Task description:
Write out every entry word for word.

Stored records:

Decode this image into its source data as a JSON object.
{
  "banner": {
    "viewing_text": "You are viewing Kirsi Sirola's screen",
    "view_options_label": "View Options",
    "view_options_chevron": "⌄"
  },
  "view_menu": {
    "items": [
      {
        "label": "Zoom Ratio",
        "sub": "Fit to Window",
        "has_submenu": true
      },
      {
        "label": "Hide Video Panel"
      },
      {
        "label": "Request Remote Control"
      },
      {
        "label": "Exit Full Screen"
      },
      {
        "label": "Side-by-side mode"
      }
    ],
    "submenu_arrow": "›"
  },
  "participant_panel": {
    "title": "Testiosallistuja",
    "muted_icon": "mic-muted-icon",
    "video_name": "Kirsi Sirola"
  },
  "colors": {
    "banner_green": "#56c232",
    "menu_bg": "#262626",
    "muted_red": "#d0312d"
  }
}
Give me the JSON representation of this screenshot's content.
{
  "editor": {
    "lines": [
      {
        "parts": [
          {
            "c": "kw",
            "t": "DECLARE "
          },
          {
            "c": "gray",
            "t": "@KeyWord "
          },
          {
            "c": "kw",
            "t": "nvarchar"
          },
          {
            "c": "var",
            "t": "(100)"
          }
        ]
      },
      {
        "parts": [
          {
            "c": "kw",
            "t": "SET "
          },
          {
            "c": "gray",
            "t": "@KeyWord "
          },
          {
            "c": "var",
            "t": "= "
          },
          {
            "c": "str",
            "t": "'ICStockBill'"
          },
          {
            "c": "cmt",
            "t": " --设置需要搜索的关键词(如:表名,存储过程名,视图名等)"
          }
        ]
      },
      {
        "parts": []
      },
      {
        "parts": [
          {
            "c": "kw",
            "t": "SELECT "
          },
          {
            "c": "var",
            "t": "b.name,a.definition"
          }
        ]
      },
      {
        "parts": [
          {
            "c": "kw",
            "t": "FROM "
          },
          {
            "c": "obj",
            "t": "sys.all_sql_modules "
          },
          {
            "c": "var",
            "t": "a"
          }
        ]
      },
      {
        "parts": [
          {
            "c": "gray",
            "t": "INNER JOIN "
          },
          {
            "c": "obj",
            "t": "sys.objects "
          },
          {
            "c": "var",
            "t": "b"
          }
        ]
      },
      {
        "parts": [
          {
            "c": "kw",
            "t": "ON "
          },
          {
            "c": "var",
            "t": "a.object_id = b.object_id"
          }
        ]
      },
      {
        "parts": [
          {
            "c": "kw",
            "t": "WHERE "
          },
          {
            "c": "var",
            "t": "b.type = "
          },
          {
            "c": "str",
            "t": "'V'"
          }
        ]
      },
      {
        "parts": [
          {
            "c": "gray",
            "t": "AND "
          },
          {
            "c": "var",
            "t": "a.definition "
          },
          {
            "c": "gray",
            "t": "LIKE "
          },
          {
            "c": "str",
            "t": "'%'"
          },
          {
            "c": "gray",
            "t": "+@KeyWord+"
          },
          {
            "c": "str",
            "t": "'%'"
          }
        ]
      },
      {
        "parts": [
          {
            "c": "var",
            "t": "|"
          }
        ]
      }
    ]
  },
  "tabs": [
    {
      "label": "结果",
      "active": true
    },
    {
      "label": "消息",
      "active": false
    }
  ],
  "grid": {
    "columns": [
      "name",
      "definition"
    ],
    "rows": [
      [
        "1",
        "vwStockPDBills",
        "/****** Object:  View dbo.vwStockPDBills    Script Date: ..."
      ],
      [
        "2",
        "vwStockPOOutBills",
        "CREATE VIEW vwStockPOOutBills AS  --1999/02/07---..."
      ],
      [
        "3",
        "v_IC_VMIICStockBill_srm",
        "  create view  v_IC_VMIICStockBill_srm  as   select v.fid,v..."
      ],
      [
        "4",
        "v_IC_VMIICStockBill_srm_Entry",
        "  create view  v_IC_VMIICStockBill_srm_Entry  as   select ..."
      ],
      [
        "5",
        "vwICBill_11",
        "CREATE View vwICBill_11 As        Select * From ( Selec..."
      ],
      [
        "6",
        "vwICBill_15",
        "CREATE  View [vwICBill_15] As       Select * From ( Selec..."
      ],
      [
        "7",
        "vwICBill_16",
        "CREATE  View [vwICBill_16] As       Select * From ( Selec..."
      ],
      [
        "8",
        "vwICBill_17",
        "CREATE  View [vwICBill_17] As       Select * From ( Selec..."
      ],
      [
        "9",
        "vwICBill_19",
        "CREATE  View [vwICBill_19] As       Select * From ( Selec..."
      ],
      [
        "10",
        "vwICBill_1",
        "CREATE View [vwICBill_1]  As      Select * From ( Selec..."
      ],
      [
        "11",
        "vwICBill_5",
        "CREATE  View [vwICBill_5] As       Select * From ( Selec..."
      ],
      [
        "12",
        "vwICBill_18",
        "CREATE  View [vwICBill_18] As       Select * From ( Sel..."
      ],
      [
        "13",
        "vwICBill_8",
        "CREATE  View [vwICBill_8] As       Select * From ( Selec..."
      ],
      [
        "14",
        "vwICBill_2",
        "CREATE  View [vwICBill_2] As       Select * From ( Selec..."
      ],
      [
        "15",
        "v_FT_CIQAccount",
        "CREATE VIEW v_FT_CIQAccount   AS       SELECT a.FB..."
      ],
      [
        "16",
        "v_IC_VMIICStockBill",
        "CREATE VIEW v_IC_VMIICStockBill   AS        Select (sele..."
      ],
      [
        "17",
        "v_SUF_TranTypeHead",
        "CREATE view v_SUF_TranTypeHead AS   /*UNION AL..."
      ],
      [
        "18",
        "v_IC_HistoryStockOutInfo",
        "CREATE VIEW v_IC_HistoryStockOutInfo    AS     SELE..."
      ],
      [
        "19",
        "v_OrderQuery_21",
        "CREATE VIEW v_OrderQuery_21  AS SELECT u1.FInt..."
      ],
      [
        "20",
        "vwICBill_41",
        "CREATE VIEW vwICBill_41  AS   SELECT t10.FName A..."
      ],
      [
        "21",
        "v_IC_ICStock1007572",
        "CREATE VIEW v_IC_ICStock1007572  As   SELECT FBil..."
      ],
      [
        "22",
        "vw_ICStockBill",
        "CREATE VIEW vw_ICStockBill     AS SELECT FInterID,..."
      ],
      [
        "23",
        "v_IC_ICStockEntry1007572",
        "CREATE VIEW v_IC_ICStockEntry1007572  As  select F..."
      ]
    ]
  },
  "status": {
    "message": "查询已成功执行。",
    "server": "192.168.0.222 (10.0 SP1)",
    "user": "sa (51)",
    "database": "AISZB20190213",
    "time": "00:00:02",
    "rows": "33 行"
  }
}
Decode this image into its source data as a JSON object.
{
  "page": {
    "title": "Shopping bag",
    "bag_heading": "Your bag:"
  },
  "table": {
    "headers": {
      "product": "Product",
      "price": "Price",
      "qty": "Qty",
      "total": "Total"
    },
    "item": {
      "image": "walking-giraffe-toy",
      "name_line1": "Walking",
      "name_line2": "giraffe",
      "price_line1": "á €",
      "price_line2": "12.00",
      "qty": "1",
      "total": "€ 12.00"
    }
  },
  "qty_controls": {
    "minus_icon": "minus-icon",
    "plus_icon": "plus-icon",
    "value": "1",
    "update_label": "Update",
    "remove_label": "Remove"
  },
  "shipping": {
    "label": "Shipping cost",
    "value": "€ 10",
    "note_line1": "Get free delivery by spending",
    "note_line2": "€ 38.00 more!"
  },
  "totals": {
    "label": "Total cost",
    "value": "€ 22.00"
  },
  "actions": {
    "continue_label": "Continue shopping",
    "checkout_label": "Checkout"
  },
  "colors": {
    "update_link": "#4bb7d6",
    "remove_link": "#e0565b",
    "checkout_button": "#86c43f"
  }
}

Completed task:
Decode this image into its source data as a JSON object.
{
  "banner": {
    "viewing_text": "You are viewing Kirsi Sirola's screen",
    "view_options_label": "View Options",
    "view_options_chevron": "⌄"
  },
  "view_menu": {
    "items": [
      {
        "label": "Zoom Ratio",
        "sub": "Fit to Window",
        "has_submenu": true
      },
      {
        "label": "Hide Video Panel"
      },
      {
        "label": "Request Remote Control"
      },
      {
        "label": "Exit Full Screen"
      },
      {
        "label": "Side-by-side mode"
      }
    ],
    "submenu_arrow": "›"
  },
  "participant_panel": {
    "title": "Testiosallistuja",
    "muted_icon": "mic-muted-icon",
    "video_name": "Kirsi Sirola"
  },
  "colors": {
    "banner_green": "#56c232",
    "menu_bg": "#262626",
    "muted_red": "#d0312d"
  }
}
Give me the JSON representation of this screenshot's content.
{
  "editor": {
    "lines": [
      {
        "parts": [
          {
            "c": "kw",
            "t": "DECLARE "
          },
          {
            "c": "gray",
            "t": "@KeyWord "
          },
          {
            "c": "kw",
            "t": "nvarchar"
          },
          {
            "c": "var",
            "t": "(100)"
          }
        ]
      },
      {
        "parts": [
          {
            "c": "kw",
            "t": "SET "
          },
          {
            "c": "gray",
            "t": "@KeyWord "
          },
          {
            "c": "var",
            "t": "= "
          },
          {
            "c": "str",
            "t": "'ICStockBill'"
          },
          {
            "c": "cmt",
            "t": " --设置需要搜索的关键词(如:表名,存储过程名,视图名等)"
          }
        ]
      },
      {
        "parts": []
      },
      {
        "parts": [
          {
            "c": "kw",
            "t": "SELECT "
          },
          {
            "c": "var",
            "t": "b.name,a.definition"
          }
        ]
      },
      {
        "parts": [
          {
            "c": "kw",
            "t": "FROM "
          },
          {
            "c": "obj",
            "t": "sys.all_sql_modules "
          },
          {
            "c": "var",
            "t": "a"
          }
        ]
      },
      {
        "parts": [
          {
            "c": "gray",
            "t": "INNER JOIN "
          },
          {
            "c": "obj",
            "t": "sys.objects "
          },
          {
            "c": "var",
            "t": "b"
          }
        ]
      },
      {
        "parts": [
          {
            "c": "kw",
            "t": "ON "
          },
          {
            "c": "var",
            "t": "a.object_id = b.object_id"
          }
        ]
      },
      {
        "parts": [
          {
            "c": "kw",
            "t": "WHERE "
          },
          {
            "c": "var",
            "t": "b.type = "
          },
          {
            "c": "str",
            "t": "'V'"
          }
        ]
      },
      {
        "parts": [
          {
            "c": "gray",
            "t": "AND "
          },
          {
            "c": "var",
            "t": "a.definition "
          },
          {
            "c": "gray",
            "t": "LIKE "
          },
          {
            "c": "str",
            "t": "'%'"
          },
          {
            "c": "gray",
            "t": "+@KeyWord+"
          },
          {
            "c": "str",
            "t": "'%'"
          }
        ]
      },
      {
        "parts": [
          {
            "c": "var",
            "t": "|"
          }
        ]
      }
    ]
  },
  "tabs": [
    {
      "label": "结果",
      "active": true
    },
    {
      "label": "消息",
      "active": false
    }
  ],
  "grid": {
    "columns": [
      "name",
      "definition"
    ],
    "rows": [
      [
        "1",
        "vwStockPDBills",
        "/****** Object:  View dbo.vwStockPDBills    Script Date: ..."
      ],
      [
        "2",
        "vwStockPOOutBills",
        "CREATE VIEW vwStockPOOutBills AS  --1999/02/07---..."
      ],
      [
        "3",
        "v_IC_VMIICStockBill_srm",
        "  create view  v_IC_VMIICStockBill_srm  as   select v.fid,v..."
      ],
      [
        "4",
        "v_IC_VMIICStockBill_srm_Entry",
        "  create view  v_IC_VMIICStockBill_srm_Entry  as   select ..."
      ],
      [
        "5",
        "vwICBill_11",
        "CREATE View vwICBill_11 As        Select * From ( Selec..."
      ],
      [
        "6",
        "vwICBill_15",
        "CREATE  View [vwICBill_15] As       Select * From ( Selec..."
      ],
      [
        "7",
        "vwICBill_16",
        "CREATE  View [vwICBill_16] As       Select * From ( Selec..."
      ],
      [
        "8",
        "vwICBill_17",
        "CREATE  View [vwICBill_17] As       Select * From ( Selec..."
      ],
      [
        "9",
        "vwICBill_19",
        "CREATE  View [vwICBill_19] As       Select * From ( Selec..."
      ],
      [
        "10",
        "vwICBill_1",
        "CREATE View [vwICBill_1]  As      Select * From ( Selec..."
      ],
      [
        "11",
        "vwICBill_5",
        "CREATE  View [vwICBill_5] As       Select * From ( Selec..."
      ],
      [
        "12",
        "vwICBill_18",
        "CREATE  View [vwICBill_18] As       Select * From ( Sel..."
      ],
      [
        "13",
        "vwICBill_8",
        "CREATE  View [vwICBill_8] As       Select * From ( Selec..."
      ],
      [
        "14",
        "vwICBill_2",
        "CREATE  View [vwICBill_2] As       Select * From ( Selec..."
      ],
      [
        "15",
        "v_FT_CIQAccount",
        "CREATE VIEW v_FT_CIQAccount   AS       SELECT a.FB..."
      ],
      [
        "16",
        "v_IC_VMIICStockBill",
        "CREATE VIEW v_IC_VMIICStockBill   AS        Select (sele..."
      ],
      [
        "17",
        "v_SUF_TranTypeHead",
        "CREATE view v_SUF_TranTypeHead AS   /*UNION AL..."
      ],
      [
        "18",
        "v_IC_HistoryStockOutInfo",
        "CREATE VIEW v_IC_HistoryStockOutInfo    AS     SELE..."
      ],
      [
        "19",
        "v_OrderQuery_21",
        "CREATE VIEW v_OrderQuery_21  AS SELECT u1.FInt..."
      ],
      [
        "20",
        "vwICBill_41",
        "CREATE VIEW vwICBill_41  AS   SELECT t10.FName A..."
      ],
      [
        "21",
        "v_IC_ICStock1007572",
        "CREATE VIEW v_IC_ICStock1007572  As   SELECT FBil..."
      ],
      [
        "22",
        "vw_ICStockBill",
        "CREATE VIEW vw_ICStockBill     AS SELECT FInterID,..."
      ],
      [
        "23",
        "v_IC_ICStockEntry1007572",
        "CREATE VIEW v_IC_ICStockEntry1007572  As  select F..."
      ]
    ]
  },
  "status": {
    "message": "查询已成功执行。",
    "server": "192.168.0.222 (10.0 SP1)",
    "user": "sa (51)",
    "database": "AISZB20190213",
    "time": "00:00:02",
    "rows": "33 行"
  }
}
Decode this image into its source data as a JSON object.
{
  "page": {
    "title": "Shopping bag",
    "bag_heading": "Your bag:"
  },
  "table": {
    "headers": {
      "product": "Product",
      "price": "Price",
      "qty": "Qty",
      "total": "Total"
    },
    "item": {
      "image": "walking-giraffe-toy",
      "name_line1": "Walking",
      "name_line2": "giraffe",
      "price_line1": "á €",
      "price_line2": "12.00",
      "qty": "1",
      "total": "€ 12.00"
    }
  },
  "qty_controls": {
    "minus_icon": "minus-icon",
    "plus_icon": "plus-icon",
    "value": "1",
    "update_label": "Update",
    "remove_label": "Remove"
  },
  "shipping": {
    "label": "Shipping cost",
    "value": "€ 10",
    "note_line1": "Get free delivery by spending",
    "note_line2": "€ 38.00 more!"
  },
  "totals": {
    "label": "Total cost",
    "value": "€ 22.00"
  },
  "actions": {
    "continue_label": "Continue shopping",
    "checkout_label": "Checkout"
  },
  "colors": {
    "update_link": "#4bb7d6",
    "remove_link": "#e0565b",
    "checkout_button": "#86c43f"
  }
}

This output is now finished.